Count up the lines in the following listing that hold the word "outB", then give only that count.

Start of Records supplied

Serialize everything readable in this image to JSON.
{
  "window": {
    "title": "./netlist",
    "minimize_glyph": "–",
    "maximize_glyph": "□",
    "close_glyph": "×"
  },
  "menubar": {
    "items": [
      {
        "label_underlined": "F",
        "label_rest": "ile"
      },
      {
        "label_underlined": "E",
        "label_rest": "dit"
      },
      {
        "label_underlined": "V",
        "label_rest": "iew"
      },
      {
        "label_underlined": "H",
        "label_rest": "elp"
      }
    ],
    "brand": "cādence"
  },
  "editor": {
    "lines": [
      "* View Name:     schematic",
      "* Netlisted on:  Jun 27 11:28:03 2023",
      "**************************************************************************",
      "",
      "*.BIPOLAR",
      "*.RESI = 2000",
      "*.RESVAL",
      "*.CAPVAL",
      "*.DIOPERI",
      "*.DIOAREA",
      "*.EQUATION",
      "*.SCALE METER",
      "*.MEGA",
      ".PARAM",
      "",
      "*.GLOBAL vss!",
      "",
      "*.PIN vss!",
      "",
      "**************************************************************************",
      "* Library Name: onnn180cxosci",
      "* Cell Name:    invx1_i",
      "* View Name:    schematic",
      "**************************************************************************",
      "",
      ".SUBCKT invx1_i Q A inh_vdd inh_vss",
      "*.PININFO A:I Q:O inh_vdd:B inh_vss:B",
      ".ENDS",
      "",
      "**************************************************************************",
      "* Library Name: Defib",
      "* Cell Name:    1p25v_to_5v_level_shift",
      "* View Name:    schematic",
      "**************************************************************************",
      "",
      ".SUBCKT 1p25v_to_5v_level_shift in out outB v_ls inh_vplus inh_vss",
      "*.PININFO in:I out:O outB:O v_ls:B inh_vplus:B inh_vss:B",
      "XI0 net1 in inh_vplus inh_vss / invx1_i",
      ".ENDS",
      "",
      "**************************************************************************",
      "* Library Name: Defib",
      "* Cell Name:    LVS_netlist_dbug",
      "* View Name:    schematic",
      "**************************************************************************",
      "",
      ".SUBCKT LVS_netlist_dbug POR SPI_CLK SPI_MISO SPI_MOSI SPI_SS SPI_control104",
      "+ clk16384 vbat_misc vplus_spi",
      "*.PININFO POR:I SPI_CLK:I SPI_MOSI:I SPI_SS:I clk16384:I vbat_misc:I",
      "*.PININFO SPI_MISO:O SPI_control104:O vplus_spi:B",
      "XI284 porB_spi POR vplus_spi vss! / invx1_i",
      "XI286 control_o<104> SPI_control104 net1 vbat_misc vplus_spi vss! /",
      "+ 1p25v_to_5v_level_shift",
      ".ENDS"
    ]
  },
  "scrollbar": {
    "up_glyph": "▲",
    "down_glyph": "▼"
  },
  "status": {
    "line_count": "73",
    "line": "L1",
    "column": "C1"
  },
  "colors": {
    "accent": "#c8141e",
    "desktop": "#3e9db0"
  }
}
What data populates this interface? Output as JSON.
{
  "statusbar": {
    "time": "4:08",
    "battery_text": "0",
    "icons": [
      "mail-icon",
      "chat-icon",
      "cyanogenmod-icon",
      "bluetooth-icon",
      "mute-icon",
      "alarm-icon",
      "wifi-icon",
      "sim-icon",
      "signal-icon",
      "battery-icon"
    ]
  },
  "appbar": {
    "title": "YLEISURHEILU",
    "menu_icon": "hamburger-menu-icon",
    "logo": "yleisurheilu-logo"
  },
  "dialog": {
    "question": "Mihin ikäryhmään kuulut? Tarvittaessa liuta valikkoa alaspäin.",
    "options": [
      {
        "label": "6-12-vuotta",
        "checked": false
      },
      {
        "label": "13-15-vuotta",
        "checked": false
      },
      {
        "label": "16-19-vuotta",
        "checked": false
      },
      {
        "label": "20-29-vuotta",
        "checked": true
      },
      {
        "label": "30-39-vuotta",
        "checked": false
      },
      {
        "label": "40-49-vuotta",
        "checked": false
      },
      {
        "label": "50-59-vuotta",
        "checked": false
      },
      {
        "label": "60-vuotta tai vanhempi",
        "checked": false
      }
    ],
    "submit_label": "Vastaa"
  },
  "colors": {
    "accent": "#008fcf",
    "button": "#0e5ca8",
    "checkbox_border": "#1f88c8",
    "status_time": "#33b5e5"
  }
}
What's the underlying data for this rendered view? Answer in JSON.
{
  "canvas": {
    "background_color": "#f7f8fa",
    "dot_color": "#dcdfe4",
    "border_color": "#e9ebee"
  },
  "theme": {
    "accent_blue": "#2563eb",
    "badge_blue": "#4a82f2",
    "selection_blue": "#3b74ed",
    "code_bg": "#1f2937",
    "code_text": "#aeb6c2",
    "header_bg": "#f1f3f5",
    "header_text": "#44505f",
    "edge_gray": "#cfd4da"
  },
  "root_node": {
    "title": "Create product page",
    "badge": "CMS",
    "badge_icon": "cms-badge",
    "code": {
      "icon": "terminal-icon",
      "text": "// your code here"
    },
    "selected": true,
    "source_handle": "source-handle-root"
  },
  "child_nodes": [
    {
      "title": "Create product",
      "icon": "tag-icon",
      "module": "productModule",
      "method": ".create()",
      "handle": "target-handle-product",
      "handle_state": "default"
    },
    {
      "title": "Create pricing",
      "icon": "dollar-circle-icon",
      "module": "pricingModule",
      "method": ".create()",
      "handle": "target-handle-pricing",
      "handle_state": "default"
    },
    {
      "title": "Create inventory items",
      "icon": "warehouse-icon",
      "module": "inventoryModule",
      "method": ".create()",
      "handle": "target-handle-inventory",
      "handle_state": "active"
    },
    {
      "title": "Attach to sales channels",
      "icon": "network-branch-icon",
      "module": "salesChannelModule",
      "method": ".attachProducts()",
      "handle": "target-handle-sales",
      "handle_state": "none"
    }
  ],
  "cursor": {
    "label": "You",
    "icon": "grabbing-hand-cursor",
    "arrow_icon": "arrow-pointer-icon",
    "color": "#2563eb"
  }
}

End of Records supplied

» **The result**
2